--- What is expected ---
Copy out every line of the records where the string "SNTP" occurs.

--- Provided data ---
※

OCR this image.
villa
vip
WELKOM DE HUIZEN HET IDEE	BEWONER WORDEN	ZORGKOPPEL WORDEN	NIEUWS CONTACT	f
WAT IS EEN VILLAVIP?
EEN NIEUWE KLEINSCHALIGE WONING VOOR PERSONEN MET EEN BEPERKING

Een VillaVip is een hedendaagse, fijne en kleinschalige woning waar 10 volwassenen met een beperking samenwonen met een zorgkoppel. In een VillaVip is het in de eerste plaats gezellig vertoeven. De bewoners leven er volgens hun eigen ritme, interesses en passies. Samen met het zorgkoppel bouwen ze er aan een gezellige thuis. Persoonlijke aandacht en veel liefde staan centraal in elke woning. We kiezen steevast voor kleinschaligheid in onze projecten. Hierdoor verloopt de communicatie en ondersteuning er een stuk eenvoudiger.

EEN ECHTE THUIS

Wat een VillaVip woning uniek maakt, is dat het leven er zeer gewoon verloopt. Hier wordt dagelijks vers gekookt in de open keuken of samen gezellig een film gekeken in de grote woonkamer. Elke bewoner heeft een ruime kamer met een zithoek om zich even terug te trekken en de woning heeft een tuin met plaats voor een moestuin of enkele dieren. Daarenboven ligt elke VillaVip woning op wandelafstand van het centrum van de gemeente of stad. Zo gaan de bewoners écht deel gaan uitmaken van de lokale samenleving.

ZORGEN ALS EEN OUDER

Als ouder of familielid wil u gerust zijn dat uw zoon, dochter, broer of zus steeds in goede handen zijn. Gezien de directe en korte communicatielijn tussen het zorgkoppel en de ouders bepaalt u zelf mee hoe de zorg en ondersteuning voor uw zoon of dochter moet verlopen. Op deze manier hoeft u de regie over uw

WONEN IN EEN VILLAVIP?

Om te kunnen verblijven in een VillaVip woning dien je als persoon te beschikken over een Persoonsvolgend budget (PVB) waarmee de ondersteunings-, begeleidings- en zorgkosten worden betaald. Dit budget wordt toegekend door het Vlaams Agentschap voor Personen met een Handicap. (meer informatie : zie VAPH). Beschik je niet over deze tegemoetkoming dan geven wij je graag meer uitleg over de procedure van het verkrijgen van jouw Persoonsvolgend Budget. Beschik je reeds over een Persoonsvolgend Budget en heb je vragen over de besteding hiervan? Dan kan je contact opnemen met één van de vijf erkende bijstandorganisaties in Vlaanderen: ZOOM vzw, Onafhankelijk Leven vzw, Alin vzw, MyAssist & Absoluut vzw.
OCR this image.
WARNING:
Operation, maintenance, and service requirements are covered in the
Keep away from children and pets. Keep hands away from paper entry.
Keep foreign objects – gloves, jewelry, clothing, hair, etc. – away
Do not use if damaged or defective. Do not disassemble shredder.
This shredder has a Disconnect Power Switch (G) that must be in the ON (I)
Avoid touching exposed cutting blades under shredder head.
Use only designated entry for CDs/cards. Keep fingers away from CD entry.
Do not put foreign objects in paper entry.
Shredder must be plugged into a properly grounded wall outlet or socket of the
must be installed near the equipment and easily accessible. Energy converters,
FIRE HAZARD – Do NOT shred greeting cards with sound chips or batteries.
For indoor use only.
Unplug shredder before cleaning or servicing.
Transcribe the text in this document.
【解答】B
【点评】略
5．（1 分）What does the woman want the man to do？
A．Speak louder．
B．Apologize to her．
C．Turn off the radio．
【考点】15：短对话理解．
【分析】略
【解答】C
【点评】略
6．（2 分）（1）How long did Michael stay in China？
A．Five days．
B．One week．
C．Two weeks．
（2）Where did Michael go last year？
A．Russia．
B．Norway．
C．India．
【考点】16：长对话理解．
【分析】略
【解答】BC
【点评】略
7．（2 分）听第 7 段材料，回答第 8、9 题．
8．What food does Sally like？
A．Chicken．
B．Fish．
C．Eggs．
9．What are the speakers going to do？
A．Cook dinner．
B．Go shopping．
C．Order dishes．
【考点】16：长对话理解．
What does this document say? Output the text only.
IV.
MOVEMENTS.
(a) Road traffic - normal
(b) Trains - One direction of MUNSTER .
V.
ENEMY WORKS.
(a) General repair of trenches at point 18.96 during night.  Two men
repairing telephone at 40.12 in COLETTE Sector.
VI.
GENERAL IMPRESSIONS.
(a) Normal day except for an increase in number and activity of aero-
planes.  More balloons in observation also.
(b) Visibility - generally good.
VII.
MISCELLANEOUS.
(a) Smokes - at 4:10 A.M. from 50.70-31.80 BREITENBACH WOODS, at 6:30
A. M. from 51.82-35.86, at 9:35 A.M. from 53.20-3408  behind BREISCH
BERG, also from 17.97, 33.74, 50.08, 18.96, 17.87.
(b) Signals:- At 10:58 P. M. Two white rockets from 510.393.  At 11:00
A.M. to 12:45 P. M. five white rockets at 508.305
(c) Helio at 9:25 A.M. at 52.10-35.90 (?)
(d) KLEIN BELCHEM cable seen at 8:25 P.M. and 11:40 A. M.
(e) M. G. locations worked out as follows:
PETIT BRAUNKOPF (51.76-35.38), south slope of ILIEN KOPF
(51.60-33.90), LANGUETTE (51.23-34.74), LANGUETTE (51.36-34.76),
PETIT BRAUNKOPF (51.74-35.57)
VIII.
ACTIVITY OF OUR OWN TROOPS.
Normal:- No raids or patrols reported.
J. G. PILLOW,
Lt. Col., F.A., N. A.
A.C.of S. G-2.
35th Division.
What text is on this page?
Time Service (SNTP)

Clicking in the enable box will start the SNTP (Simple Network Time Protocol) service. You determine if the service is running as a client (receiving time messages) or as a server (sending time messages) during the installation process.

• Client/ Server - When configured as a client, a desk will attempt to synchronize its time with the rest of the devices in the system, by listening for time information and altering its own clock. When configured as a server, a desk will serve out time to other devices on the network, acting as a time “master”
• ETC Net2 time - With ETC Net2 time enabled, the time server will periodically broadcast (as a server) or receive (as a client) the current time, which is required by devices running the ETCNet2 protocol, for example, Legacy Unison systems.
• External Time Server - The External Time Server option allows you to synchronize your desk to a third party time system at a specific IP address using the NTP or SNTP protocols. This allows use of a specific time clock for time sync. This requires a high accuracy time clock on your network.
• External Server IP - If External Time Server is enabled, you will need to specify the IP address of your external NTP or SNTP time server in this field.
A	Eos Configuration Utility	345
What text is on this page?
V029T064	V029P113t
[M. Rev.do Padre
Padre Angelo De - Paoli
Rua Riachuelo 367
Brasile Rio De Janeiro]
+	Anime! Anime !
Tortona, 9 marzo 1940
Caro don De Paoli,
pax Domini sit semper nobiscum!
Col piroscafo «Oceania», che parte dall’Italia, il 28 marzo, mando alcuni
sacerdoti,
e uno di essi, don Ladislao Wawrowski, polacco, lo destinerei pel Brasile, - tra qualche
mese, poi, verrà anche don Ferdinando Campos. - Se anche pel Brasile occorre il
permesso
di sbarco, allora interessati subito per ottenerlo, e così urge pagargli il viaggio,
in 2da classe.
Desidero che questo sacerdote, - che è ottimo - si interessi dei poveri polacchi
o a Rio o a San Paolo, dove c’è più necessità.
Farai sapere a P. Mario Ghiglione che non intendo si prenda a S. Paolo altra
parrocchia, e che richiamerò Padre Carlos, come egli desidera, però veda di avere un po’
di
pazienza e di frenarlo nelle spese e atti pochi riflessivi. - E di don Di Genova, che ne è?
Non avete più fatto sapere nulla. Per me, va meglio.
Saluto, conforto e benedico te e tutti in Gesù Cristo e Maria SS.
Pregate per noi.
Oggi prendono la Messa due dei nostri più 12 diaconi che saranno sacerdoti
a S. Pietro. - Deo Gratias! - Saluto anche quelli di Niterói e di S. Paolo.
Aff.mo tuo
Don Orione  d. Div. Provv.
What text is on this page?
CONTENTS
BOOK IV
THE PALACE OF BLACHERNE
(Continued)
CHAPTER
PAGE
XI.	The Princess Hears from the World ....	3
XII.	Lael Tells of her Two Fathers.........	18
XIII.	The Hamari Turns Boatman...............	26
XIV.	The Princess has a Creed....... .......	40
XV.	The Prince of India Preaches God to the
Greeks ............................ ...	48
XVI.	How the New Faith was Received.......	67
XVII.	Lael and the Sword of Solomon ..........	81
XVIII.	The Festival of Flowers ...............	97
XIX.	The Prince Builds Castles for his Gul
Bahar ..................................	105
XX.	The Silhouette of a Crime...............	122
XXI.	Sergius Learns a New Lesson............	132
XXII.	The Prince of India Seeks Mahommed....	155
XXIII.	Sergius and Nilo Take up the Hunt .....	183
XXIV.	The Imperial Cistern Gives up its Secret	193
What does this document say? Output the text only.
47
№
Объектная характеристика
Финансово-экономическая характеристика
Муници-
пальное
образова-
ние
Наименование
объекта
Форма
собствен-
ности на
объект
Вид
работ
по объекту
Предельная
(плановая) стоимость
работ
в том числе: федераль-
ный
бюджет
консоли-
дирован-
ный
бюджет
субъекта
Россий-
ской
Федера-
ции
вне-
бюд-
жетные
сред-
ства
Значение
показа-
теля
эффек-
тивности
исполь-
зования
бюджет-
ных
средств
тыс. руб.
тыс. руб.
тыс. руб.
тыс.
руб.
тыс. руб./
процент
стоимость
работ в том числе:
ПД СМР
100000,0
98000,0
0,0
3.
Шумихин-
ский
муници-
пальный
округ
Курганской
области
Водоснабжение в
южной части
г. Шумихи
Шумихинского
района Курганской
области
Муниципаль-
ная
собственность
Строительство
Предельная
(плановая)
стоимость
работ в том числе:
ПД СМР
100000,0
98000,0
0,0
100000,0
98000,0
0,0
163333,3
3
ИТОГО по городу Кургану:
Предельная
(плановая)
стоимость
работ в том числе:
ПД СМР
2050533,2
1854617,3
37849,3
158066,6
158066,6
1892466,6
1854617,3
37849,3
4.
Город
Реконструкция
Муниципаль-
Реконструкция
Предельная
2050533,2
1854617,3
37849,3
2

※

--- Reply ---
Time Service (SNTP)
Clicking in the enable box will start the SNTP (Simple Network Time Protocol) service. You determine if the service is running as a client (receiving time messages) or as a server (sending time messages) during the installation process.
• External Time Server - The External Time Server option allows you to synchronize your desk to a third party time system at a specific IP address using the NTP or SNTP protocols. This allows use of a specific time clock for time sync. This requires a high accuracy time clock on your network.
• External Server IP - If External Time Server is enabled, you will need to specify the IP address of your external NTP or SNTP time server in this field.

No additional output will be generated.